Exercise aim = From the entries below, copy every line where the string "αποτελεί" appears.

Stored data entries =
## Begin

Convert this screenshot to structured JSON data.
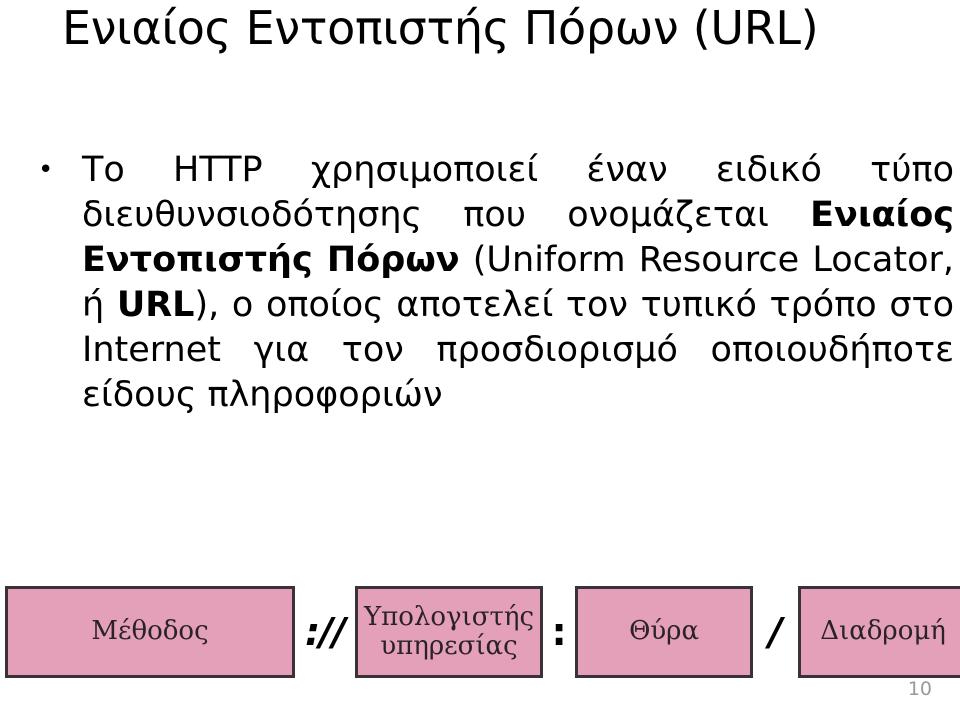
{
  "slide": {
    "title": "Ενιαίος Εντοπιστής Πόρων (URL)",
    "page_number": "10",
    "bullet_marker": "•",
    "body": {
      "segments": [
        {
          "text": "Το HTTP χρησιμοποιεί έναν ειδικό τύπο διευθυνσιοδότησης που ονομάζεται ",
          "bold": false
        },
        {
          "text": "Ενιαίος Εντοπιστής Πόρων",
          "bold": true
        },
        {
          "text": " (Uniform Resource Locator, ή ",
          "bold": false
        },
        {
          "text": "URL",
          "bold": true
        },
        {
          "text": "), ο οποίος αποτελεί τον τυπικό τρόπο στο Internet για τον προσδιορισμό οποιουδήποτε είδους πληροφοριών",
          "bold": false
        }
      ],
      "plain_text": "Το HTTP χρησιμοποιεί έναν ειδικό τύπο διευθυνσιοδότησης που ονομάζεται Ενιαίος Εντοπιστής Πόρων (Uniform Resource Locator, ή URL), ο οποίος αποτελεί τον τυπικό τρόπο στο Internet για τον προσδιορισμό οποιουδήποτε είδους πληροφοριών"
    },
    "url_diagram": {
      "box_fill_color": "#e4a0b9",
      "box_border_color": "#3b3138",
      "parts": [
        {
          "type": "box",
          "label": "Μέθοδος"
        },
        {
          "type": "separator",
          "label": "://"
        },
        {
          "type": "box",
          "label": "Υπολογιστής υπηρεσίας"
        },
        {
          "type": "separator",
          "label": ":"
        },
        {
          "type": "box",
          "label": "Θύρα"
        },
        {
          "type": "separator",
          "label": "/"
        },
        {
          "type": "box",
          "label": "Διαδρομή"
        }
      ]
    }
  }
}
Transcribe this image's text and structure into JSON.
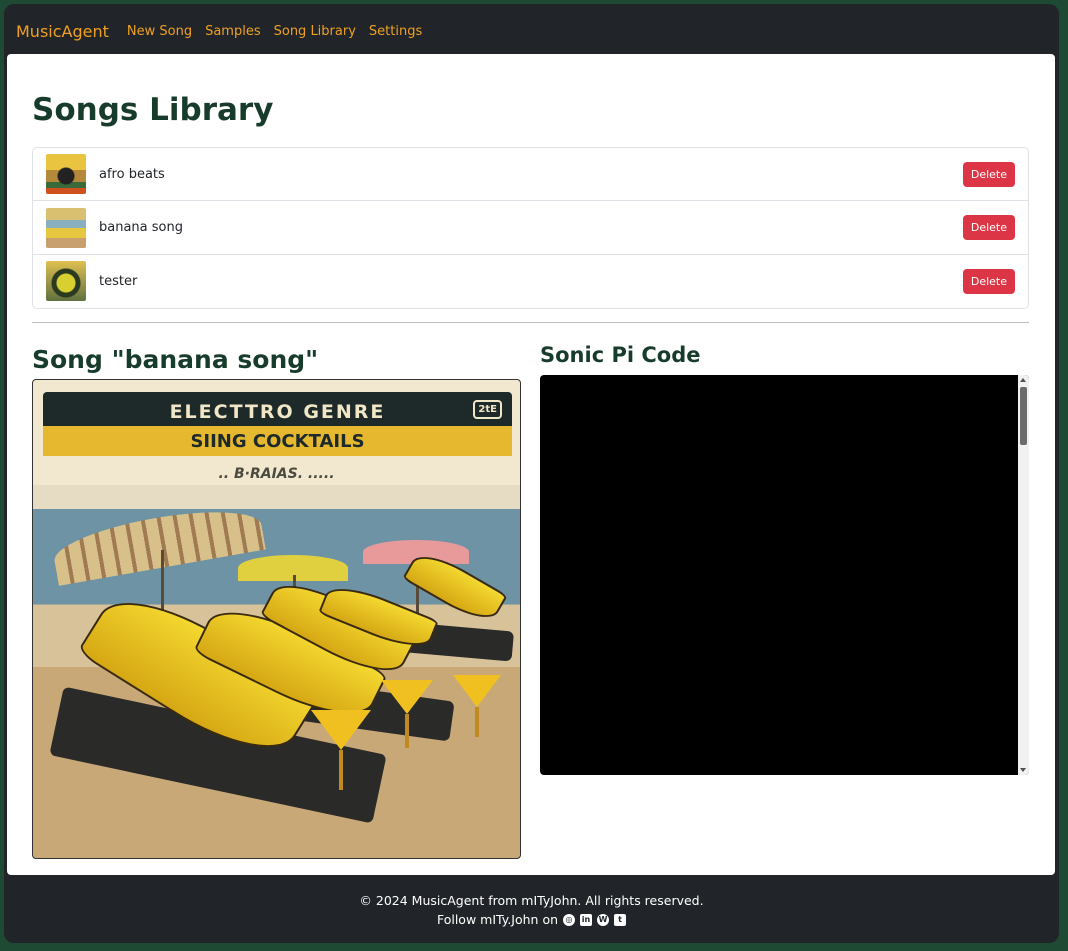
{
  "nav": {
    "brand": "MusicAgent",
    "links": [
      "New Song",
      "Samples",
      "Song Library",
      "Settings"
    ]
  },
  "library": {
    "title": "Songs Library",
    "songs": [
      {
        "name": "afro beats",
        "delete_label": "Delete"
      },
      {
        "name": "banana song",
        "delete_label": "Delete"
      },
      {
        "name": "tester",
        "delete_label": "Delete"
      }
    ]
  },
  "song": {
    "heading": "Song \"banana song\"",
    "cover": {
      "line1": "ELECTTRO GENRE",
      "badge": "2tE",
      "line2": "SIING COCKTAILS",
      "line3": ".. B·RAIAS. ....."
    }
  },
  "code": {
    "heading": "Sonic Pi Code"
  },
  "footer": {
    "copyright": "© 2024 MusicAgent from mITyJohn. All rights reserved.",
    "follow": "Follow mITy.John on",
    "social_icons": [
      "instagram-icon",
      "linkedin-icon",
      "wordpress-icon",
      "twitter-icon"
    ]
  },
  "colors": {
    "accent": "#f0a020",
    "heading": "#183c2b",
    "danger": "#dc3545",
    "background": "#1e4a33"
  }
}
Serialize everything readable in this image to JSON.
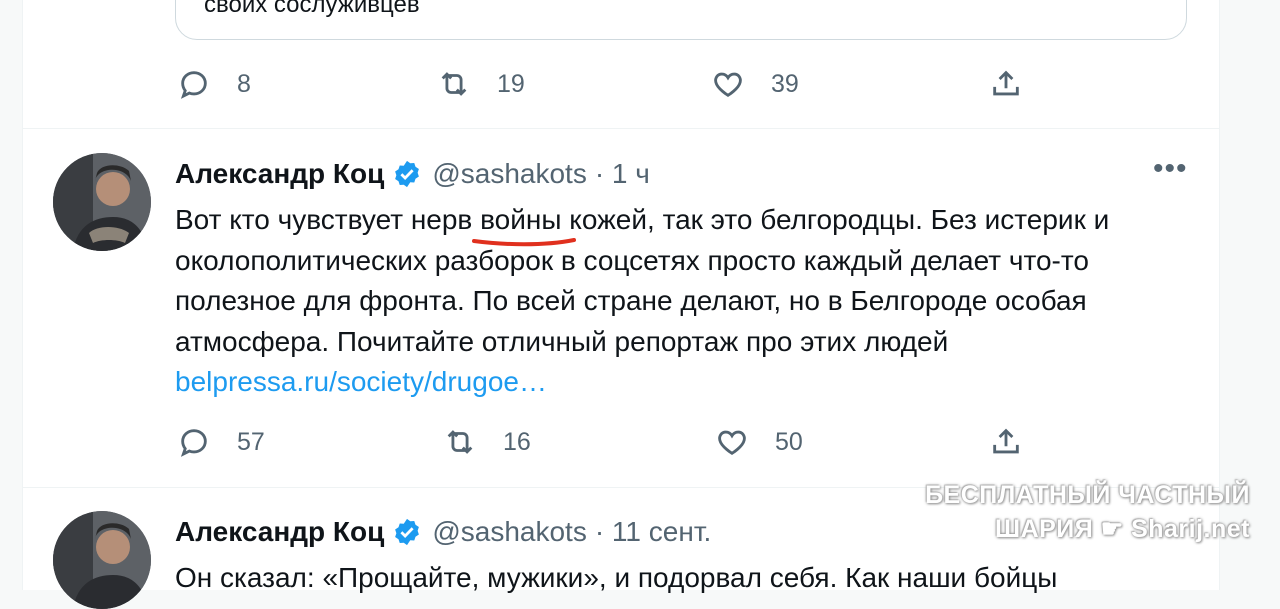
{
  "quote_card": {
    "text": "своих сослуживцев"
  },
  "tweet1_actions": {
    "replies": "8",
    "retweets": "19",
    "likes": "39"
  },
  "tweet2": {
    "name": "Александр Коц",
    "handle": "@sashakots",
    "time": "· 1 ч",
    "text_part1": "Вот кто чувствует нерв ",
    "text_underlined": "войны",
    "text_part2": " кожей, так это белгородцы. Без истерик и околополитических разборок в соцсетях просто каждый делает что-то полезное для фронта. По всей стране делают, но в Белгороде особая атмосфера. Почитайте отличный репортаж про этих людей ",
    "link": "belpressa.ru/society/drugoe…",
    "replies": "57",
    "retweets": "16",
    "likes": "50"
  },
  "tweet3": {
    "name": "Александр Коц",
    "handle": "@sashakots",
    "time": "· 11 сент.",
    "text": "Он сказал: «Прощайте, мужики», и подорвал себя. Как наши бойцы"
  },
  "more_icon": "•••",
  "watermark": {
    "line1": "БЕСПЛАТНЫЙ ЧАСТНЫЙ",
    "line2": "ШАРИЯ",
    "line2_site": "Sharij.net"
  },
  "colors": {
    "link": "#1d9bf0",
    "verified": "#1d9bf0",
    "underline": "#e0301e",
    "secondary": "#536471"
  }
}
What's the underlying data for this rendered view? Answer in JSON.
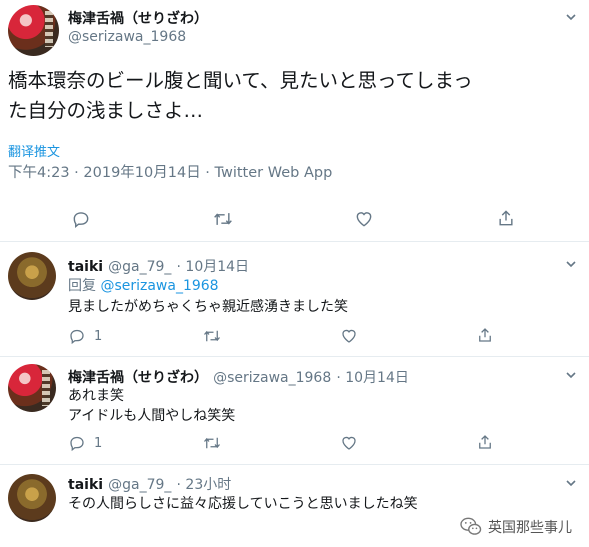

## End

Written answer =
          "text": "), ο οποίος αποτελεί τον τυπικό τρόπο στο Internet για τον προσδιορισμό οποιουδήποτε είδους πληροφοριών",
      "plain_text": "Το HTTP χρησιμοποιεί έναν ειδικό τύπο διευθυνσιοδότησης που ονομάζεται Ενιαίος Εντοπιστής Πόρων (Uniform Resource Locator, ή URL), ο οποίος αποτελεί τον τυπικό τρόπο στο Internet για τον προσδιορισμό οποιουδήποτε είδους πληροφοριών"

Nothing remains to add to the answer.